» Provided records:
>>>>>

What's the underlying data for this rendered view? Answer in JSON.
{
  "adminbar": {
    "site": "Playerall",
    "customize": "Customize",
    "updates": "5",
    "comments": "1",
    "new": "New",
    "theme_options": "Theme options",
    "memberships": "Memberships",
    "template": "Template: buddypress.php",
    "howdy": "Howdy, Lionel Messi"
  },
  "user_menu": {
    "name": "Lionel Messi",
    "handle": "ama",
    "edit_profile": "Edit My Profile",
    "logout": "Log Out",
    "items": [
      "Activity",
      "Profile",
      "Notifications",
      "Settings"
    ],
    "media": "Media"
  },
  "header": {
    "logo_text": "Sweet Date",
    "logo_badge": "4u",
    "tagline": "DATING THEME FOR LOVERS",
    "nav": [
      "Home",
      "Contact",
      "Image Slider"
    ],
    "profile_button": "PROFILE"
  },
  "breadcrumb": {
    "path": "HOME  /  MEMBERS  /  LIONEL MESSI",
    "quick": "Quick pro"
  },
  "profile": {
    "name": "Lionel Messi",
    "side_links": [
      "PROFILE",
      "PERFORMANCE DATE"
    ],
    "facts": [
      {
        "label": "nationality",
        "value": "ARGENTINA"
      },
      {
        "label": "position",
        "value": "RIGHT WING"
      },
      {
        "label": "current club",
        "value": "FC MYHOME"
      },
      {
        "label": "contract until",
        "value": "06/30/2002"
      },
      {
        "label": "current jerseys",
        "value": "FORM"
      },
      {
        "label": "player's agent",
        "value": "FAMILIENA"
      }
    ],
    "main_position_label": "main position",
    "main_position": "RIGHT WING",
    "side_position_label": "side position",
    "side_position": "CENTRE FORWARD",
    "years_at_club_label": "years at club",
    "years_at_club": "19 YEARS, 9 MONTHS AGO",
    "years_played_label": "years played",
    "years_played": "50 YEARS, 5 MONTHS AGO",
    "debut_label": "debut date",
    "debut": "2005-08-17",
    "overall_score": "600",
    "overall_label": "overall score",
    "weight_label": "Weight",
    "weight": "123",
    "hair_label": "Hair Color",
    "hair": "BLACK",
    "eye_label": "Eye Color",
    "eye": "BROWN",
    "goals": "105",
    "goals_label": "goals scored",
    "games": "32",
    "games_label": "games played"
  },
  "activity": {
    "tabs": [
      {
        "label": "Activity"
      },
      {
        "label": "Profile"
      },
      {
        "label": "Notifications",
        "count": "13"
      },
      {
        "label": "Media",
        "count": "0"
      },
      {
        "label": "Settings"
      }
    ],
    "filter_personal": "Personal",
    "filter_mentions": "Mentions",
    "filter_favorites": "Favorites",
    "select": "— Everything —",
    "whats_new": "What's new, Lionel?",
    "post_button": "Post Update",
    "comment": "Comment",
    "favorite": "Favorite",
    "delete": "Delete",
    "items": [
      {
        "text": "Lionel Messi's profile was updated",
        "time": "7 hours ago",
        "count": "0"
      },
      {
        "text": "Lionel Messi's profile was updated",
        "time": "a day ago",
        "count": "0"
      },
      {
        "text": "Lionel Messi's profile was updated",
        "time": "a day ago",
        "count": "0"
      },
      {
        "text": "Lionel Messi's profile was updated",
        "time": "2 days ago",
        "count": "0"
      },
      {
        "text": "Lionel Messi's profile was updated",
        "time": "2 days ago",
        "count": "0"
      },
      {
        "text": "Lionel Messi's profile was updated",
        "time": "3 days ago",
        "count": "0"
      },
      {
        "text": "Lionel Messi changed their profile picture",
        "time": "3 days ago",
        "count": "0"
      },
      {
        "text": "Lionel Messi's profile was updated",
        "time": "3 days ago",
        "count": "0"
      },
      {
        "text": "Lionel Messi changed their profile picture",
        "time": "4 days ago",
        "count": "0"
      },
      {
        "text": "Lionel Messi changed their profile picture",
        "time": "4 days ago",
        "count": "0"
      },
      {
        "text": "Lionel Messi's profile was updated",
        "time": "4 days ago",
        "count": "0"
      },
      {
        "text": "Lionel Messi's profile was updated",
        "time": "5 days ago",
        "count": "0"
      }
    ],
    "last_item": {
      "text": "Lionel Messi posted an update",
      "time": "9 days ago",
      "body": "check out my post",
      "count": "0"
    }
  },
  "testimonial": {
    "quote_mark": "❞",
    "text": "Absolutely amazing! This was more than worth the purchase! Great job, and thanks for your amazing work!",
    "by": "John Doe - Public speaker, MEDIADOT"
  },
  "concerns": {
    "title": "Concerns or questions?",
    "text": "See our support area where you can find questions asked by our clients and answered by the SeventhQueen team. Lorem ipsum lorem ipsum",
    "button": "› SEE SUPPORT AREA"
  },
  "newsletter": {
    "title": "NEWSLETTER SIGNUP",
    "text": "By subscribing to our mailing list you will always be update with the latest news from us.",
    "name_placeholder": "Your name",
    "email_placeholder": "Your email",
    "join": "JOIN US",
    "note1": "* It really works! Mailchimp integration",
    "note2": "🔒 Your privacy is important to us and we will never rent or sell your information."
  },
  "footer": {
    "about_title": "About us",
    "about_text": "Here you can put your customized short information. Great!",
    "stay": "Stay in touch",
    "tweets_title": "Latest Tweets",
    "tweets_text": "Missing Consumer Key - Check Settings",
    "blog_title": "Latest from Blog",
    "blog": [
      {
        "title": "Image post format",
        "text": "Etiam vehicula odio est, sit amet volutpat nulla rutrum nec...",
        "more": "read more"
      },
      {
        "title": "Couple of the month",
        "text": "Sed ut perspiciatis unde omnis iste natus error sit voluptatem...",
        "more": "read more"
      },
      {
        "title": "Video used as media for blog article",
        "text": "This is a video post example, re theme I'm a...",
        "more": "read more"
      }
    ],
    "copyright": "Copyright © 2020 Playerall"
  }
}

<<<<<

» Task instructions:
Output the lines above verbatim and in full.

» Written answer:
What's the underlying data for this rendered view? Answer in JSON.
{
  "adminbar": {
    "site": "Playerall",
    "customize": "Customize",
    "updates": "5",
    "comments": "1",
    "new": "New",
    "theme_options": "Theme options",
    "memberships": "Memberships",
    "template": "Template: buddypress.php",
    "howdy": "Howdy, Lionel Messi"
  },
  "user_menu": {
    "name": "Lionel Messi",
    "handle": "ama",
    "edit_profile": "Edit My Profile",
    "logout": "Log Out",
    "items": [
      "Activity",
      "Profile",
      "Notifications",
      "Settings"
    ],
    "media": "Media"
  },
  "header": {
    "logo_text": "Sweet Date",
    "logo_badge": "4u",
    "tagline": "DATING THEME FOR LOVERS",
    "nav": [
      "Home",
      "Contact",
      "Image Slider"
    ],
    "profile_button": "PROFILE"
  },
  "breadcrumb": {
    "path": "HOME  /  MEMBERS  /  LIONEL MESSI",
    "quick": "Quick pro"
  },
  "profile": {
    "name": "Lionel Messi",
    "side_links": [
      "PROFILE",
      "PERFORMANCE DATE"
    ],
    "facts": [
      {
        "label": "nationality",
        "value": "ARGENTINA"
      },
      {
        "label": "position",
        "value": "RIGHT WING"
      },
      {
        "label": "current club",
        "value": "FC MYHOME"
      },
      {
        "label": "contract until",
        "value": "06/30/2002"
      },
      {
        "label": "current jerseys",
        "value": "FORM"
      },
      {
        "label": "player's agent",
        "value": "FAMILIENA"
      }
    ],
    "main_position_label": "main position",
    "main_position": "RIGHT WING",
    "side_position_label": "side position",
    "side_position": "CENTRE FORWARD",
    "years_at_club_label": "years at club",
    "years_at_club": "19 YEARS, 9 MONTHS AGO",
    "years_played_label": "years played",
    "years_played": "50 YEARS, 5 MONTHS AGO",
    "debut_label": "debut date",
    "debut": "2005-08-17",
    "overall_score": "600",
    "overall_label": "overall score",
    "weight_label": "Weight",
    "weight": "123",
    "hair_label": "Hair Color",
    "hair": "BLACK",
    "eye_label": "Eye Color",
    "eye": "BROWN",
    "goals": "105",
    "goals_label": "goals scored",
    "games": "32",
    "games_label": "games played"
  },
  "activity": {
    "tabs": [
      {
        "label": "Activity"
      },
      {
        "label": "Profile"
      },
      {
        "label": "Notifications",
        "count": "13"
      },
      {
        "label": "Media",
        "count": "0"
      },
      {
        "label": "Settings"
      }
    ],
    "filter_personal": "Personal",
    "filter_mentions": "Mentions",
    "filter_favorites": "Favorites",
    "select": "— Everything —",
    "whats_new": "What's new, Lionel?",
    "post_button": "Post Update",
    "comment": "Comment",
    "favorite": "Favorite",
    "delete": "Delete",
    "items": [
      {
        "text": "Lionel Messi's profile was updated",
        "time": "7 hours ago",
        "count": "0"
      },
      {
        "text": "Lionel Messi's profile was updated",
        "time": "a day ago",
        "count": "0"
      },
      {
        "text": "Lionel Messi's profile was updated",
        "time": "a day ago",
        "count": "0"
      },
      {
        "text": "Lionel Messi's profile was updated",
        "time": "2 days ago",
        "count": "0"
      },
      {
        "text": "Lionel Messi's profile was updated",
        "time": "2 days ago",
        "count": "0"
      },
      {
        "text": "Lionel Messi's profile was updated",
        "time": "3 days ago",
        "count": "0"
      },
      {
        "text": "Lionel Messi changed their profile picture",
        "time": "3 days ago",
        "count": "0"
      },
      {
        "text": "Lionel Messi's profile was updated",
        "time": "3 days ago",
        "count": "0"
      },
      {
        "text": "Lionel Messi changed their profile picture",
        "time": "4 days ago",
        "count": "0"
      },
      {
        "text": "Lionel Messi changed their profile picture",
        "time": "4 days ago",
        "count": "0"
      },
      {
        "text": "Lionel Messi's profile was updated",
        "time": "4 days ago",
        "count": "0"
      },
      {
        "text": "Lionel Messi's profile was updated",
        "time": "5 days ago",
        "count": "0"
      }
    ],
    "last_item": {
      "text": "Lionel Messi posted an update",
      "time": "9 days ago",
      "body": "check out my post",
      "count": "0"
    }
  },
  "testimonial": {
    "quote_mark": "❞",
    "text": "Absolutely amazing! This was more than worth the purchase! Great job, and thanks for your amazing work!",
    "by": "John Doe - Public speaker, MEDIADOT"
  },
  "concerns": {
    "title": "Concerns or questions?",
    "text": "See our support area where you can find questions asked by our clients and answered by the SeventhQueen team. Lorem ipsum lorem ipsum",
    "button": "› SEE SUPPORT AREA"
  },
  "newsletter": {
    "title": "NEWSLETTER SIGNUP",
    "text": "By subscribing to our mailing list you will always be update with the latest news from us.",
    "name_placeholder": "Your name",
    "email_placeholder": "Your email",
    "join": "JOIN US",
    "note1": "* It really works! Mailchimp integration",
    "note2": "🔒 Your privacy is important to us and we will never rent or sell your information."
  },
  "footer": {
    "about_title": "About us",
    "about_text": "Here you can put your customized short information. Great!",
    "stay": "Stay in touch",
    "tweets_title": "Latest Tweets",
    "tweets_text": "Missing Consumer Key - Check Settings",
    "blog_title": "Latest from Blog",
    "blog": [
      {
        "title": "Image post format",
        "text": "Etiam vehicula odio est, sit amet volutpat nulla rutrum nec...",
        "more": "read more"
      },
      {
        "title": "Couple of the month",
        "text": "Sed ut perspiciatis unde omnis iste natus error sit voluptatem...",
        "more": "read more"
      },
      {
        "title": "Video used as media for blog article",
        "text": "This is a video post example, re theme I'm a...",
        "more": "read more"
      }
    ],
    "copyright": "Copyright © 2020 Playerall"
  }
}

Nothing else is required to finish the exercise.